Figure dataset records
::::

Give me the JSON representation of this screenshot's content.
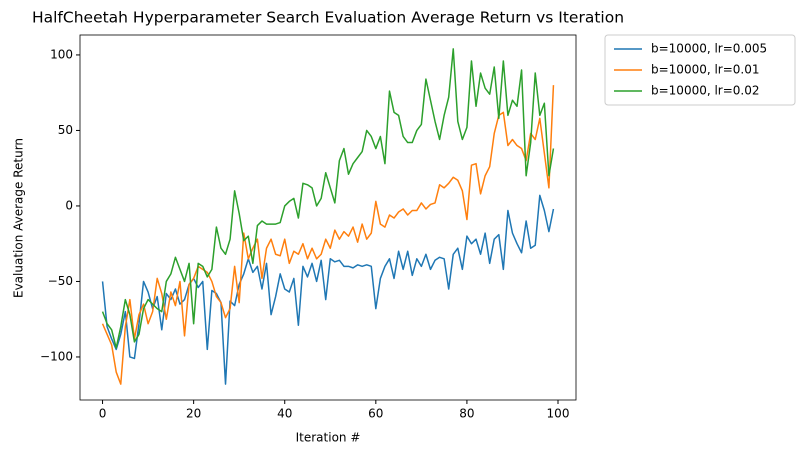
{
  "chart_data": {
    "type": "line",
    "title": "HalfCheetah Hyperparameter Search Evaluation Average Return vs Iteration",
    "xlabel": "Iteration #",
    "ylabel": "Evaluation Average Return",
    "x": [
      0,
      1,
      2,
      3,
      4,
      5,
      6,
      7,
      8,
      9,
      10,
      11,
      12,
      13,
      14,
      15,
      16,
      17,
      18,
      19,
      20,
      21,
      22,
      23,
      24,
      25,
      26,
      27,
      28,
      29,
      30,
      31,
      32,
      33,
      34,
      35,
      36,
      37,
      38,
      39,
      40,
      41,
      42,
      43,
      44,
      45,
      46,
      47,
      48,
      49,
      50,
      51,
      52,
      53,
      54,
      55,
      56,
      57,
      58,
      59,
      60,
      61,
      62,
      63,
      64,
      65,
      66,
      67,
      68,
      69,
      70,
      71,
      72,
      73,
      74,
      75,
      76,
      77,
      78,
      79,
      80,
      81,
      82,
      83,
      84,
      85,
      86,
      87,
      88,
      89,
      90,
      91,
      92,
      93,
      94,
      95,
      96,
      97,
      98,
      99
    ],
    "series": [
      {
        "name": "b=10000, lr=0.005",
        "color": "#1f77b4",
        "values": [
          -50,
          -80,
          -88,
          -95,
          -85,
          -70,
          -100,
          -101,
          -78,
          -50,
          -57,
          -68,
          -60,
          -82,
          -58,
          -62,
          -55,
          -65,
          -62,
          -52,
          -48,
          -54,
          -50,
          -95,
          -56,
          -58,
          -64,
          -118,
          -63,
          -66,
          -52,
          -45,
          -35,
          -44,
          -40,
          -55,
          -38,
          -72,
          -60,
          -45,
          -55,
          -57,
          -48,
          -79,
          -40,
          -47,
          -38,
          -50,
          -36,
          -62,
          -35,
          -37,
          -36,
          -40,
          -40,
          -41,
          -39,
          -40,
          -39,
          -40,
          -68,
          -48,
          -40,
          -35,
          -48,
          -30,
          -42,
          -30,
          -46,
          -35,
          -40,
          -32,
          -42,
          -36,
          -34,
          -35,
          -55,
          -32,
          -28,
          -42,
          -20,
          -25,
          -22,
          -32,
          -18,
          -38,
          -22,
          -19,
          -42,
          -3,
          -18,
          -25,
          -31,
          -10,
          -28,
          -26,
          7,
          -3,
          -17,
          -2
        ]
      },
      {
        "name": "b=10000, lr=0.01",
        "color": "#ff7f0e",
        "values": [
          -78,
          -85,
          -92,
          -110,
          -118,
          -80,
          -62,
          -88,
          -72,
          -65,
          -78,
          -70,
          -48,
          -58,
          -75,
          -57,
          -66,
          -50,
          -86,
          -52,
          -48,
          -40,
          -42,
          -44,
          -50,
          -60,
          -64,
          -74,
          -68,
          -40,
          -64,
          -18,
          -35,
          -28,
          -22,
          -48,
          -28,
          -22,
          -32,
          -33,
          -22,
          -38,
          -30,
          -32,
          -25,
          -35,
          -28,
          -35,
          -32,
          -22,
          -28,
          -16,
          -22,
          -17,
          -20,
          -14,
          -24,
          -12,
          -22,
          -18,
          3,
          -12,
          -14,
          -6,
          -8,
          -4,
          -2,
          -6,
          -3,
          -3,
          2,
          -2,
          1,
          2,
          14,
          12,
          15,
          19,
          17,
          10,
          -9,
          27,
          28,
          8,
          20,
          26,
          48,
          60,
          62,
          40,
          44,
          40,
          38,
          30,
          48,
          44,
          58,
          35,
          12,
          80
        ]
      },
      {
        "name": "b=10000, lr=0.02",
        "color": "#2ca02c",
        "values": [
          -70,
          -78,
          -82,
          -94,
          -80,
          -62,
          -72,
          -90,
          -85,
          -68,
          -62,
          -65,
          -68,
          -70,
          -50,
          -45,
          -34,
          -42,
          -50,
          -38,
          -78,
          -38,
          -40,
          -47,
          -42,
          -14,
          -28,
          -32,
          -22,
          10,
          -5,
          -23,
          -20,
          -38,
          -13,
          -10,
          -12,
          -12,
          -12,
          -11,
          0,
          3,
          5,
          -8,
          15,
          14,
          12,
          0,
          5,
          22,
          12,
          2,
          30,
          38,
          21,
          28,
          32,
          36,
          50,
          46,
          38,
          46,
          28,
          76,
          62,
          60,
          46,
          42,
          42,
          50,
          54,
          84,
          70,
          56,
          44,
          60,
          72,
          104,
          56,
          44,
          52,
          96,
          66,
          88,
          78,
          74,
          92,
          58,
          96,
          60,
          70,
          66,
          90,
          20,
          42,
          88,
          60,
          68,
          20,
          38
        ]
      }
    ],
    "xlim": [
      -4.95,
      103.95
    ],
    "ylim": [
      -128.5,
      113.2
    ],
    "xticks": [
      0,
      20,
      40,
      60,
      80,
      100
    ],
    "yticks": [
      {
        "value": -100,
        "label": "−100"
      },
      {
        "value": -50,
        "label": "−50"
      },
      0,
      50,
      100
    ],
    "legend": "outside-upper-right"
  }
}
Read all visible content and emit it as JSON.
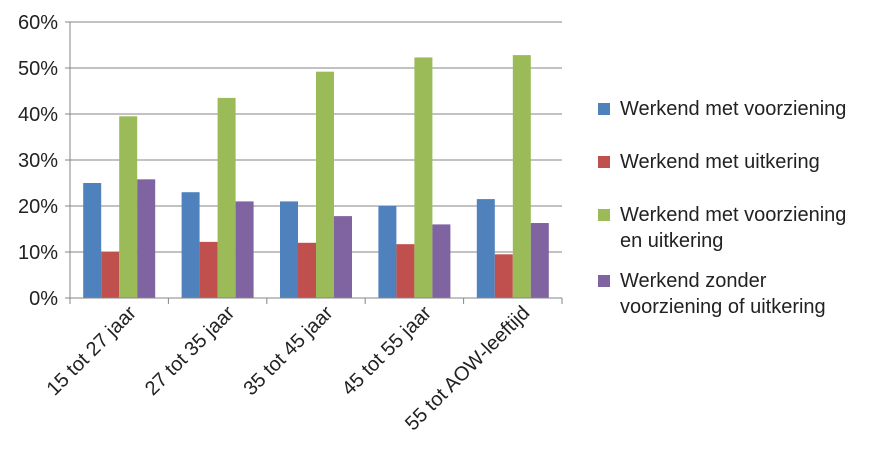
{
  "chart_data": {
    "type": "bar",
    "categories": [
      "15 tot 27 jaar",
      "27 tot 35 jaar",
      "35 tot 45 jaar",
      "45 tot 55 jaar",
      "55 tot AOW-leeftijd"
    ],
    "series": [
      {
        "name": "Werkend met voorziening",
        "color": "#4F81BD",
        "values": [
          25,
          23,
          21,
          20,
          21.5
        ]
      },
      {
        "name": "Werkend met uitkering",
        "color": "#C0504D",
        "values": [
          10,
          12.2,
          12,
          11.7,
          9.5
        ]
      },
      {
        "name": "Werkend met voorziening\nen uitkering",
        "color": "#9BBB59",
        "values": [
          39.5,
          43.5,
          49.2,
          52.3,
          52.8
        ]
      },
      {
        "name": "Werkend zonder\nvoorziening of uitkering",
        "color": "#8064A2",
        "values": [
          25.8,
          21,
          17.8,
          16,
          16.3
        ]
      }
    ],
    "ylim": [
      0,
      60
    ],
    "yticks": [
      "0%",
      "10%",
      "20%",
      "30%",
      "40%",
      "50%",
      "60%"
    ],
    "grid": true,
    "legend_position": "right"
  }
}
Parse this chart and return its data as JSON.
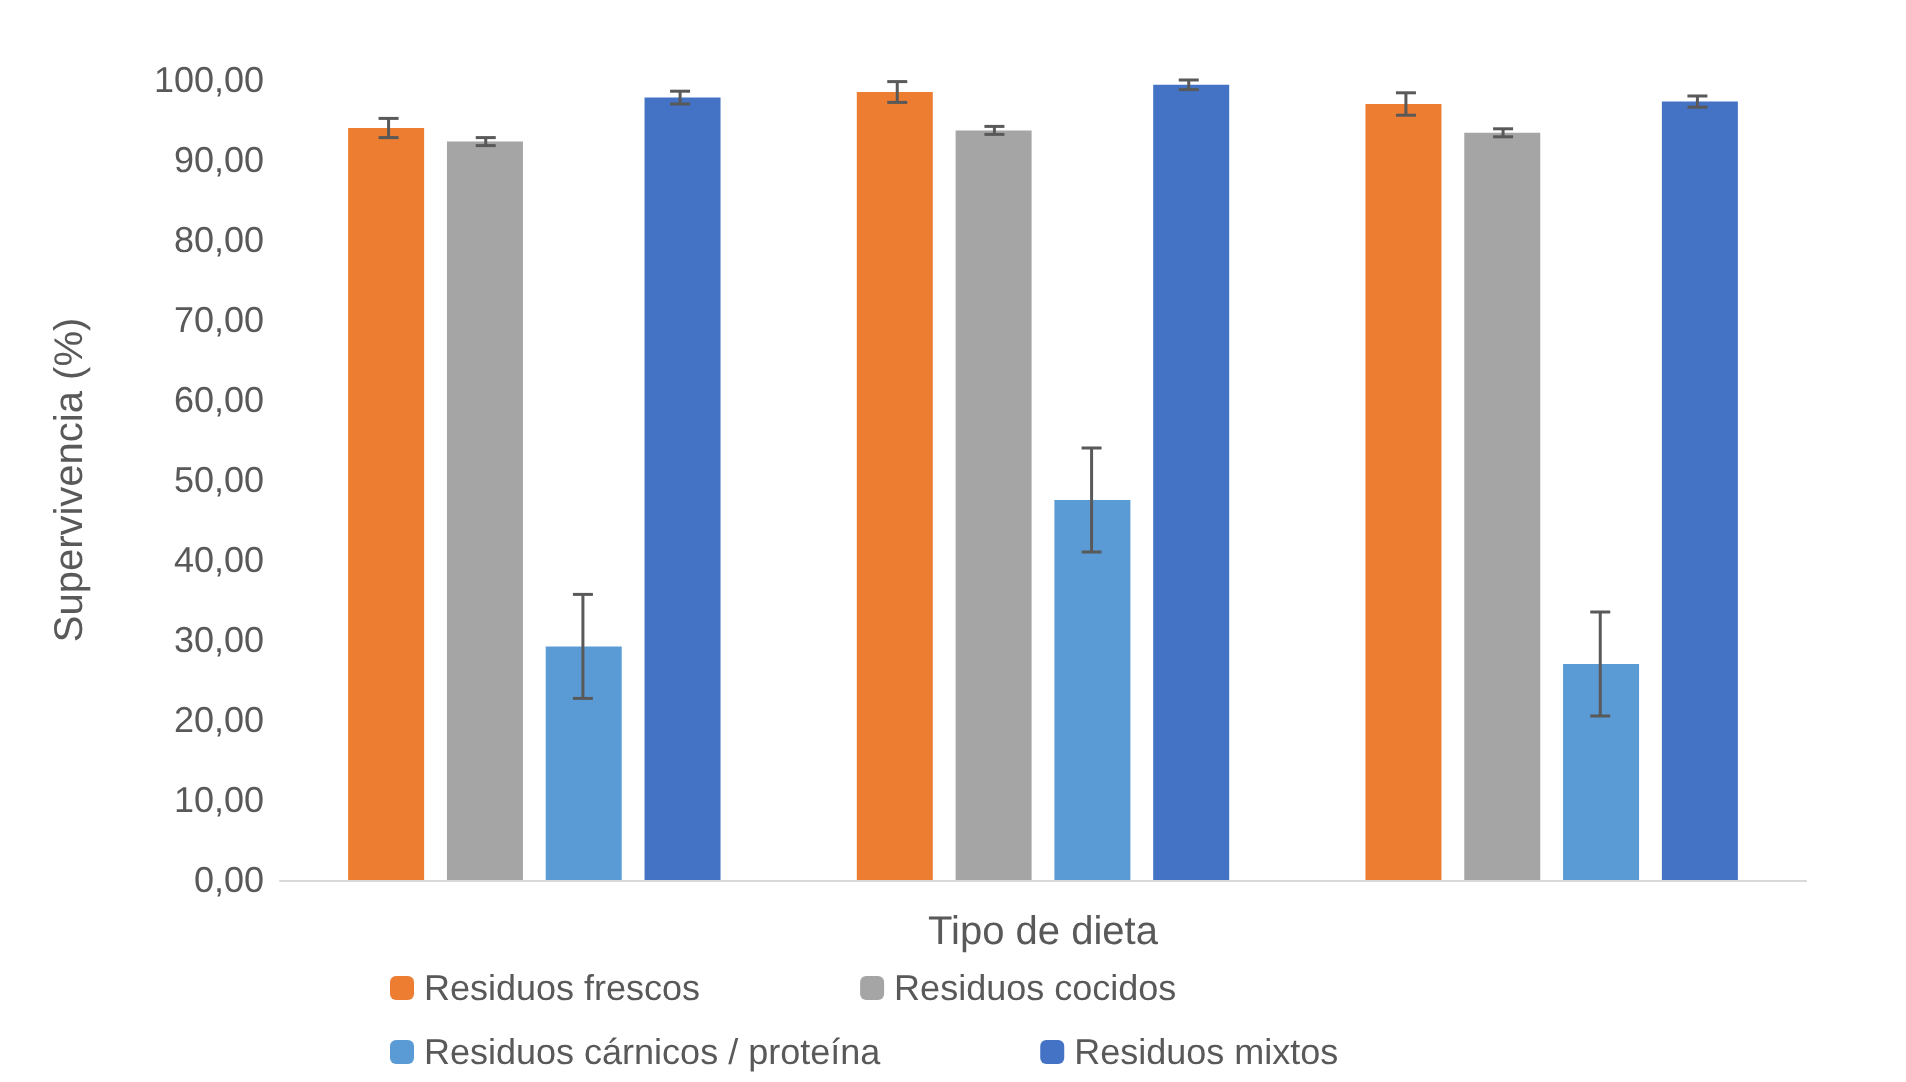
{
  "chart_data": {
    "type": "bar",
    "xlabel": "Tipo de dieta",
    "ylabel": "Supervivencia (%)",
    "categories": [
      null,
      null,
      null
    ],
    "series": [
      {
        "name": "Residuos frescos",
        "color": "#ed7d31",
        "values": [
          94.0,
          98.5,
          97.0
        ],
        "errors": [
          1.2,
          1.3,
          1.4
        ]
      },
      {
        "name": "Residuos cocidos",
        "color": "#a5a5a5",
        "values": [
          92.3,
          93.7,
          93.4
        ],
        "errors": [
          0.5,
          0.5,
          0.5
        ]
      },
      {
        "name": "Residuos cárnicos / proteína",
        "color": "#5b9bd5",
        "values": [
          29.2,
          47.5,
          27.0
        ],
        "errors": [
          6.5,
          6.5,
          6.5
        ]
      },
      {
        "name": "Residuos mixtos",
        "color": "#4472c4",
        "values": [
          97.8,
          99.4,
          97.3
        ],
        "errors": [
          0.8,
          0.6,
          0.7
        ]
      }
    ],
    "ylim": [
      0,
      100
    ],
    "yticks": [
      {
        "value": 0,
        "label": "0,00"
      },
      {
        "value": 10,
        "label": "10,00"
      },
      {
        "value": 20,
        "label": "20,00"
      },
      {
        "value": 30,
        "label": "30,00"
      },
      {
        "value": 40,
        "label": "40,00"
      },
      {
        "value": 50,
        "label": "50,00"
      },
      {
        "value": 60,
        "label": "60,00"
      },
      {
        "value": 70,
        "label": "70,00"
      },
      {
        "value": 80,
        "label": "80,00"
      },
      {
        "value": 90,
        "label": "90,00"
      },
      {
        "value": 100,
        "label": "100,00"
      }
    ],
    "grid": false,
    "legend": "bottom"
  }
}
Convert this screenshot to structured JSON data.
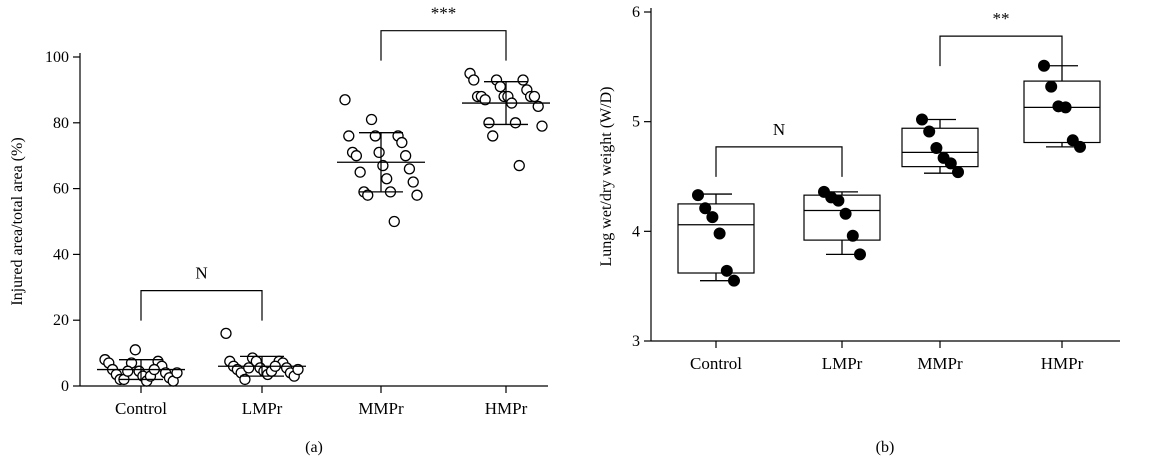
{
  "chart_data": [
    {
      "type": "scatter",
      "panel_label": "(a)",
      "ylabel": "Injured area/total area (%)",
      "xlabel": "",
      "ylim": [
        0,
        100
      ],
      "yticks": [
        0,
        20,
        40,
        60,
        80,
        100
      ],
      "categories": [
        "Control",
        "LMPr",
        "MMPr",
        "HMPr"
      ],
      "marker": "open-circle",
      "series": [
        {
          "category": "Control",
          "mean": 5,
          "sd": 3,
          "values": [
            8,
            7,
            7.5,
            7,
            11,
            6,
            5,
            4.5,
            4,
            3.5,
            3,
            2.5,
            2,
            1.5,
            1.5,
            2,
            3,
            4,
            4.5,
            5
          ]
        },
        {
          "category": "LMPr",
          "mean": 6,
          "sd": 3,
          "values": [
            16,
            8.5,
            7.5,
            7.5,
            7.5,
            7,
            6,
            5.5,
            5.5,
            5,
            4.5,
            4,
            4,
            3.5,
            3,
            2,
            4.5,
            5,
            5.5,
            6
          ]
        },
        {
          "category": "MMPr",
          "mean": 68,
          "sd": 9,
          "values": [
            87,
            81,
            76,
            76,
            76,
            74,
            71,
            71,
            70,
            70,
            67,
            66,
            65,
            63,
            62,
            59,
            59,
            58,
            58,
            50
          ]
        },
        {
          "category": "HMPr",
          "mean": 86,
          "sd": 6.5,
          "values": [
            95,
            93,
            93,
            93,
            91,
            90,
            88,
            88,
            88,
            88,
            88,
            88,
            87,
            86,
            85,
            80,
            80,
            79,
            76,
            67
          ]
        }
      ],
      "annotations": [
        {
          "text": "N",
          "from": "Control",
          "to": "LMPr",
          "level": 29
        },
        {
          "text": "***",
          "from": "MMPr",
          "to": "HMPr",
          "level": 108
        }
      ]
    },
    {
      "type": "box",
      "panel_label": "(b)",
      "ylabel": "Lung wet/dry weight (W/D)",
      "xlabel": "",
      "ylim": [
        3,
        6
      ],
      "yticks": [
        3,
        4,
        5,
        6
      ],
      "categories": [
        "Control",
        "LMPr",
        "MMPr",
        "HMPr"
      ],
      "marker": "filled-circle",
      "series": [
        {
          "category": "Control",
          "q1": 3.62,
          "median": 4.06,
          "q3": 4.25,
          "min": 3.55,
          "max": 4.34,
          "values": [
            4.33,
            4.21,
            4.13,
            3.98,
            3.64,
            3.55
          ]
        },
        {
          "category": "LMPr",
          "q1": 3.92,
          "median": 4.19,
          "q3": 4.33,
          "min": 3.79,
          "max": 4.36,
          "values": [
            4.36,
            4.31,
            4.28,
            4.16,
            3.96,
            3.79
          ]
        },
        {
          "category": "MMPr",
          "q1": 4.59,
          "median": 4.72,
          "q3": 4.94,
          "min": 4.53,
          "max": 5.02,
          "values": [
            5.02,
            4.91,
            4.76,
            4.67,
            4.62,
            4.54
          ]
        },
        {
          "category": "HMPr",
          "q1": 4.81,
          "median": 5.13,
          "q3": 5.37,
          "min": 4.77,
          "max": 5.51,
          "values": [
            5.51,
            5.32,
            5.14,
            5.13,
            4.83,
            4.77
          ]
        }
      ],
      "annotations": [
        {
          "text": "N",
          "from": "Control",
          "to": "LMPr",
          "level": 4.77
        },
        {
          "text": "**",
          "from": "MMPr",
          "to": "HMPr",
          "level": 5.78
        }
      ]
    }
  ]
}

::::

## [Request]
Take every line from the data that contains the word "Werkend".

## [Output of the exercise]
        "name": "Werkend met voorziening",
        "name": "Werkend met uitkering",
        "name": "Werkend met voorziening\nen uitkering",
        "name": "Werkend zonder\nvoorziening of uitkering",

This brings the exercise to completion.